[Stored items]
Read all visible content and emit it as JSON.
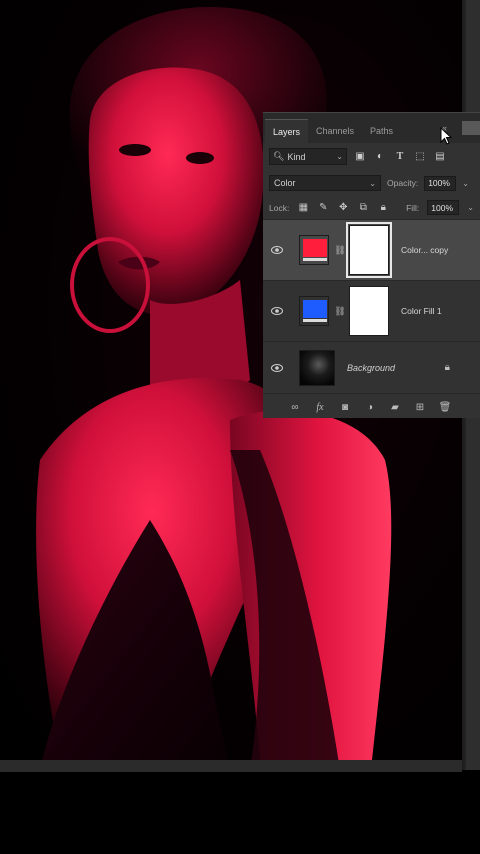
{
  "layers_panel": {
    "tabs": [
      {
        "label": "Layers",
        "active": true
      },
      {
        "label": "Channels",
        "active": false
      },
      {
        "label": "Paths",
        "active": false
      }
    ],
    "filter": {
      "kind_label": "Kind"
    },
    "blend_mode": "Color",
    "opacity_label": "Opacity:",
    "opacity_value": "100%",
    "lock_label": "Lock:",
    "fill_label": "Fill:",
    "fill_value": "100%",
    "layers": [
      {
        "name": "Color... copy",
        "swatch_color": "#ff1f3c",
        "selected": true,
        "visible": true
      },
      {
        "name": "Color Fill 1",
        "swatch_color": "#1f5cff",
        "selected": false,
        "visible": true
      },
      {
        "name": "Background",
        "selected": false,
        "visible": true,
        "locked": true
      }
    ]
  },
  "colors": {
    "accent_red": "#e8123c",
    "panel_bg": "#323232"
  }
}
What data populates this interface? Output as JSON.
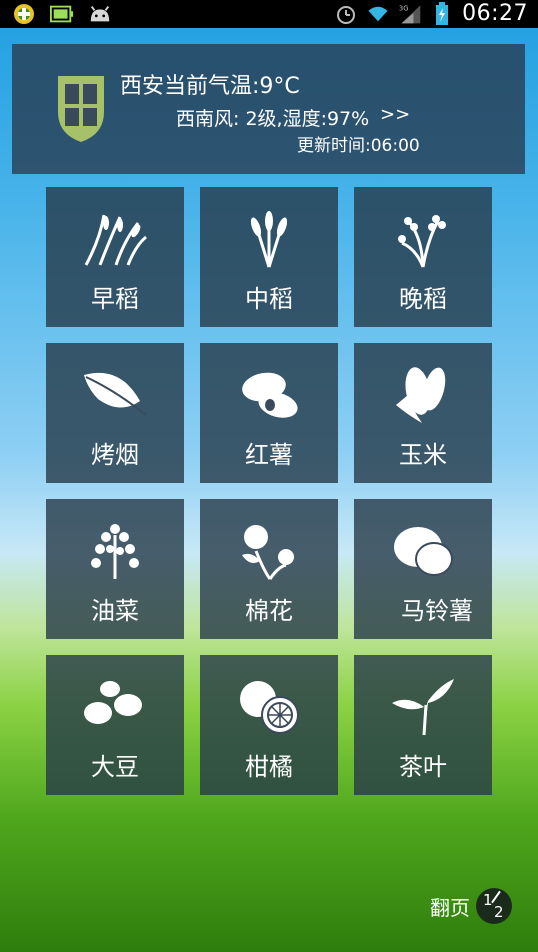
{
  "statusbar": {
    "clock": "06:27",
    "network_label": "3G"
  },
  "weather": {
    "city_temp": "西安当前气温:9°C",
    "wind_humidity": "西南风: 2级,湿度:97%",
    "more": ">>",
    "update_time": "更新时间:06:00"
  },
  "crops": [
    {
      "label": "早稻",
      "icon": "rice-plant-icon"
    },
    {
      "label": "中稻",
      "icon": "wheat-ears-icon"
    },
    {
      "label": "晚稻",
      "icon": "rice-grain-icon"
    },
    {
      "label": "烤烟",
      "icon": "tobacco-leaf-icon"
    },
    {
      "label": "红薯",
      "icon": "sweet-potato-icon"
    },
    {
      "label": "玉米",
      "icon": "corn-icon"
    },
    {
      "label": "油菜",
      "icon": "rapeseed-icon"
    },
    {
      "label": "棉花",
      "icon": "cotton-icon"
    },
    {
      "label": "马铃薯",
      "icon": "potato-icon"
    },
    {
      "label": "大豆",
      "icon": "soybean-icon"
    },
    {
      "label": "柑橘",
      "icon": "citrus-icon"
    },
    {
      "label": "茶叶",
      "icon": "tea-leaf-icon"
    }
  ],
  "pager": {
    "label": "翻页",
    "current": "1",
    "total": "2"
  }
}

...

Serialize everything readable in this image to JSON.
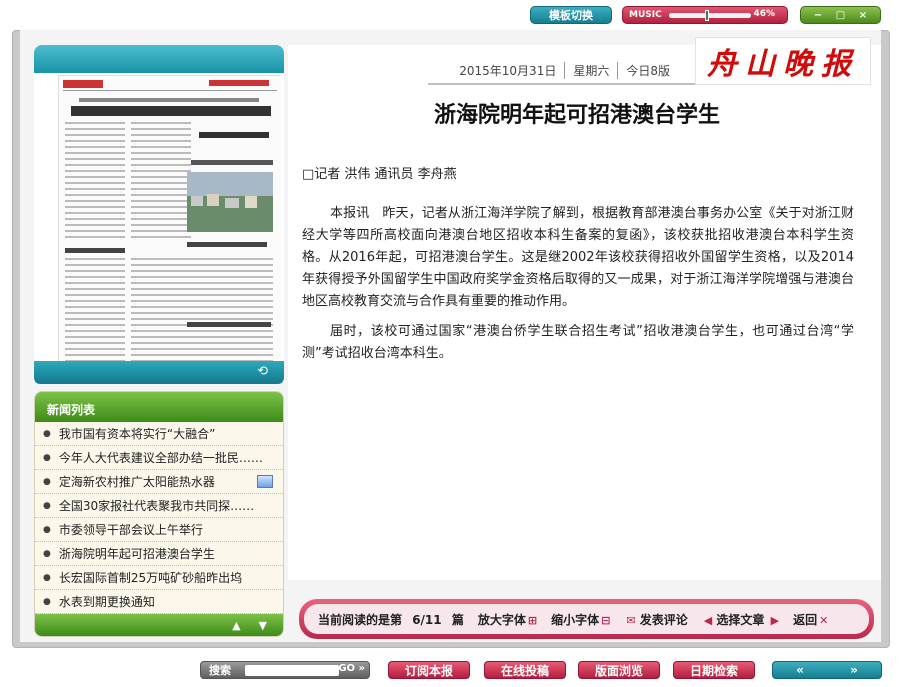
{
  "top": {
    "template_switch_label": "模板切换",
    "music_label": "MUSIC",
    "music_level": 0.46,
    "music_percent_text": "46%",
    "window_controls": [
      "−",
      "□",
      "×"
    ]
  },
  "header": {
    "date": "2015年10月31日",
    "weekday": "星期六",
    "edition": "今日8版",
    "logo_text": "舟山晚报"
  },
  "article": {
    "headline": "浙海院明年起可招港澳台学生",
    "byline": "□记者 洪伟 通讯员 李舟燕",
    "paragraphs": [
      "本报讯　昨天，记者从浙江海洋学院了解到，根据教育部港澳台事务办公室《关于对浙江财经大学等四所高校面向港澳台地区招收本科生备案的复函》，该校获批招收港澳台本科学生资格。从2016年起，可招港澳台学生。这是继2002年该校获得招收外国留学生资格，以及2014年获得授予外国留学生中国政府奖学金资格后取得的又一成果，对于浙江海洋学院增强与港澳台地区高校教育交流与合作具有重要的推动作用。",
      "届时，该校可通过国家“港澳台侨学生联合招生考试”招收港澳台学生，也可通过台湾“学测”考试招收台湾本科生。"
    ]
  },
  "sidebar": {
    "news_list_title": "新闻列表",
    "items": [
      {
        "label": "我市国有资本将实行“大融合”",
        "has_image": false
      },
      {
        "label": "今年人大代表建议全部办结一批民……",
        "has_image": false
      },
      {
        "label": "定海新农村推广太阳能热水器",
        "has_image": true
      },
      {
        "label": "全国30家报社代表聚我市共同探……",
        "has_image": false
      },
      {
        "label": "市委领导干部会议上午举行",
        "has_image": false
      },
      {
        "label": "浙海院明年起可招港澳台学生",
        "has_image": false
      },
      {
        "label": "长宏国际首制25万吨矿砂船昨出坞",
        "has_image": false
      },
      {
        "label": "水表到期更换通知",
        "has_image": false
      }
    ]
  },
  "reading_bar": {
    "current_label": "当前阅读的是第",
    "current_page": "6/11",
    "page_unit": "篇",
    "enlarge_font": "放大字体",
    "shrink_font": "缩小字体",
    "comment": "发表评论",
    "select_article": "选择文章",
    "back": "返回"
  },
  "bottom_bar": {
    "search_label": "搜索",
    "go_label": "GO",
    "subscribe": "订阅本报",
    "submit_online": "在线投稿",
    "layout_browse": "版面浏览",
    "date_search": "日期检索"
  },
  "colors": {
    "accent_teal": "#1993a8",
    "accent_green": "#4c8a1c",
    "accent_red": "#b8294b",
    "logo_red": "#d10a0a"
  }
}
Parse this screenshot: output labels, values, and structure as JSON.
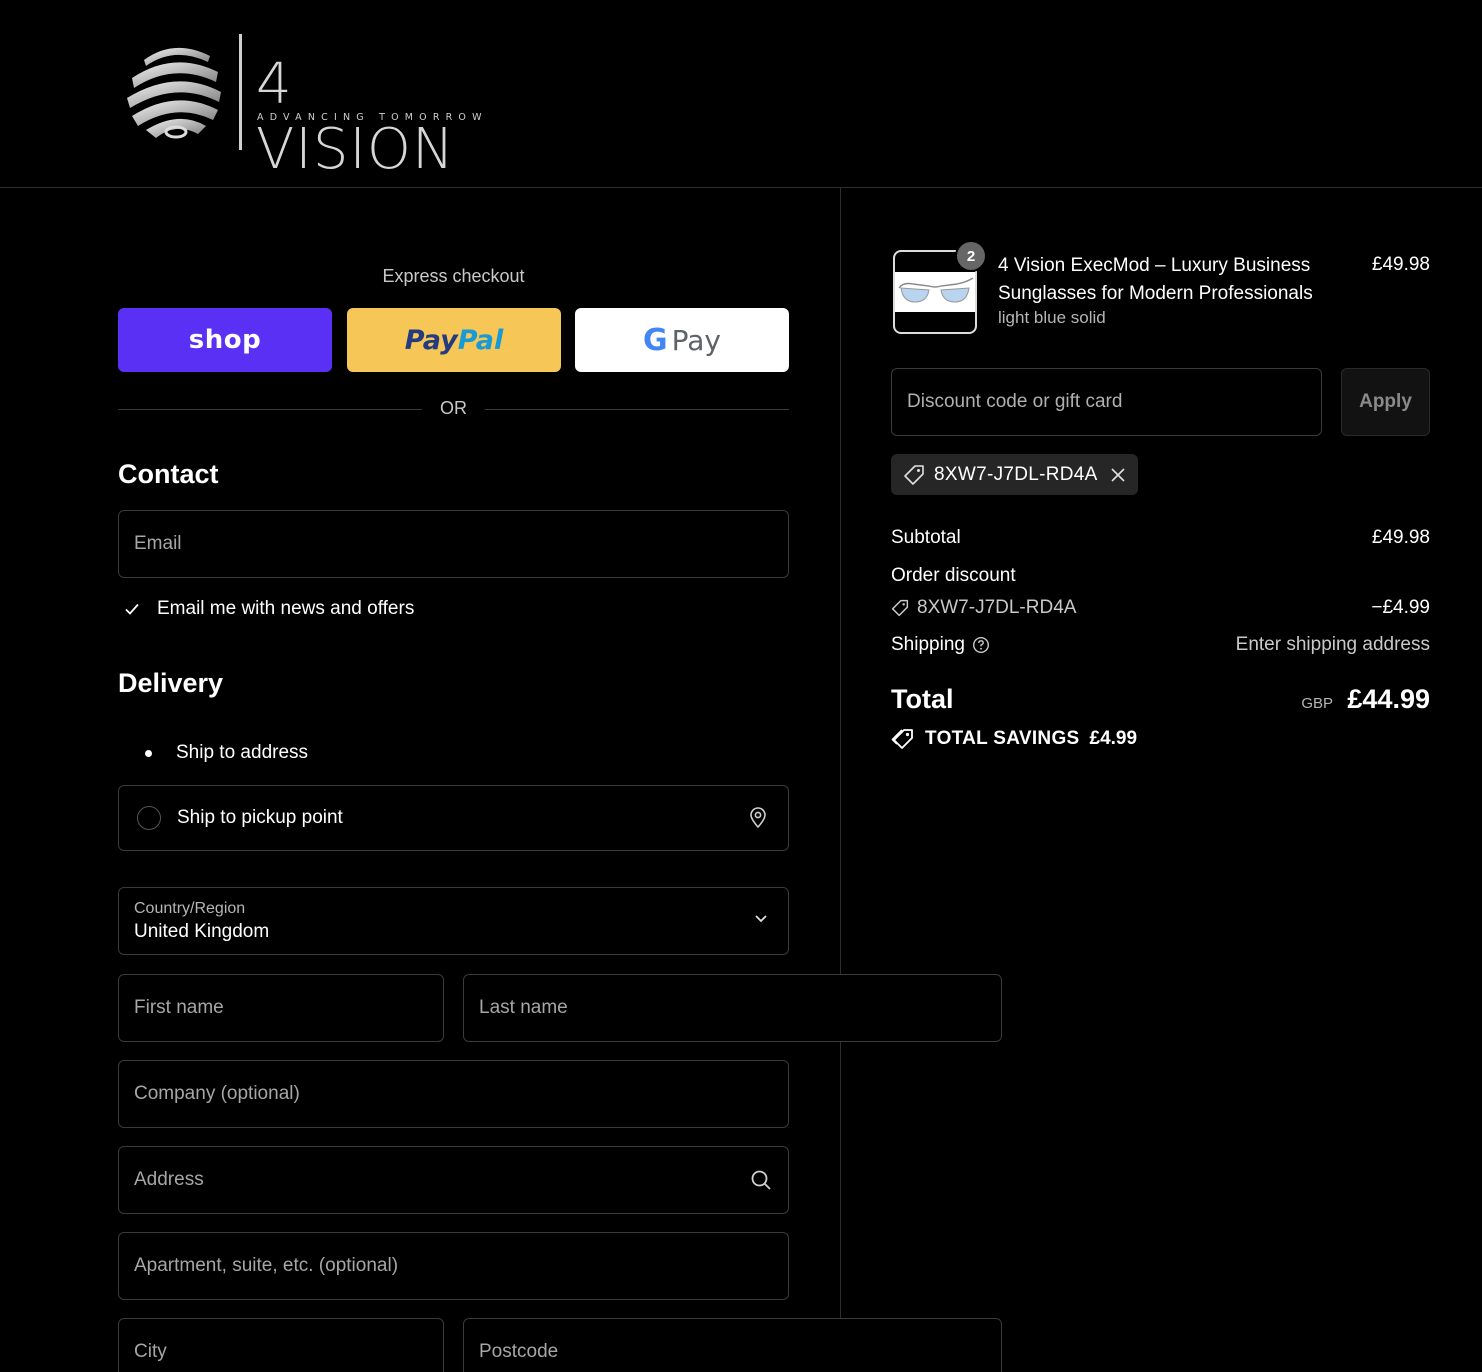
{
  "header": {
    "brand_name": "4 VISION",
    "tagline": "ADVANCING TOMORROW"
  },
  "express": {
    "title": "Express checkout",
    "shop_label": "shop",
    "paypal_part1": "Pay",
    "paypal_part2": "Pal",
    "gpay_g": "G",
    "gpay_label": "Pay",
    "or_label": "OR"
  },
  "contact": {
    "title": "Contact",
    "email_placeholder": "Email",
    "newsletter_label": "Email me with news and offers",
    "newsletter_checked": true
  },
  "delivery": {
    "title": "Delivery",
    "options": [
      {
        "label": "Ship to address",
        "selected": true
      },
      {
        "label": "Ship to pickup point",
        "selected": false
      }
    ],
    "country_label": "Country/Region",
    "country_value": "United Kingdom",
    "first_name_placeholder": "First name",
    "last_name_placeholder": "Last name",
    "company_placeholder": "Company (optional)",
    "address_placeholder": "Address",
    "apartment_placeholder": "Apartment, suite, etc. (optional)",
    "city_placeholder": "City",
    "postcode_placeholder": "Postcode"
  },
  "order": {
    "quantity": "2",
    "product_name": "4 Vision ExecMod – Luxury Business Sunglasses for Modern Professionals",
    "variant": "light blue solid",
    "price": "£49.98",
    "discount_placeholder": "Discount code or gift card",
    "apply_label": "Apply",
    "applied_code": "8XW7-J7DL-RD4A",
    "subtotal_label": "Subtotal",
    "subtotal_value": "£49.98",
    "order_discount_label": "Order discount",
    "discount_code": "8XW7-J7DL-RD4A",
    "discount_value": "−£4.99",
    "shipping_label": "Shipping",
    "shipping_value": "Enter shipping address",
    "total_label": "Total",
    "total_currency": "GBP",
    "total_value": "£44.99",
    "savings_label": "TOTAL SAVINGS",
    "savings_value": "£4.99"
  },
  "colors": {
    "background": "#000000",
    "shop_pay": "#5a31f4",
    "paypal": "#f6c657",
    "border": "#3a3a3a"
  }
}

WHAT YOU WILL DO |
Only the number is wanted: how many lines of the data contain the word "potato"?

SOLUTION FOR THIS TASK |
2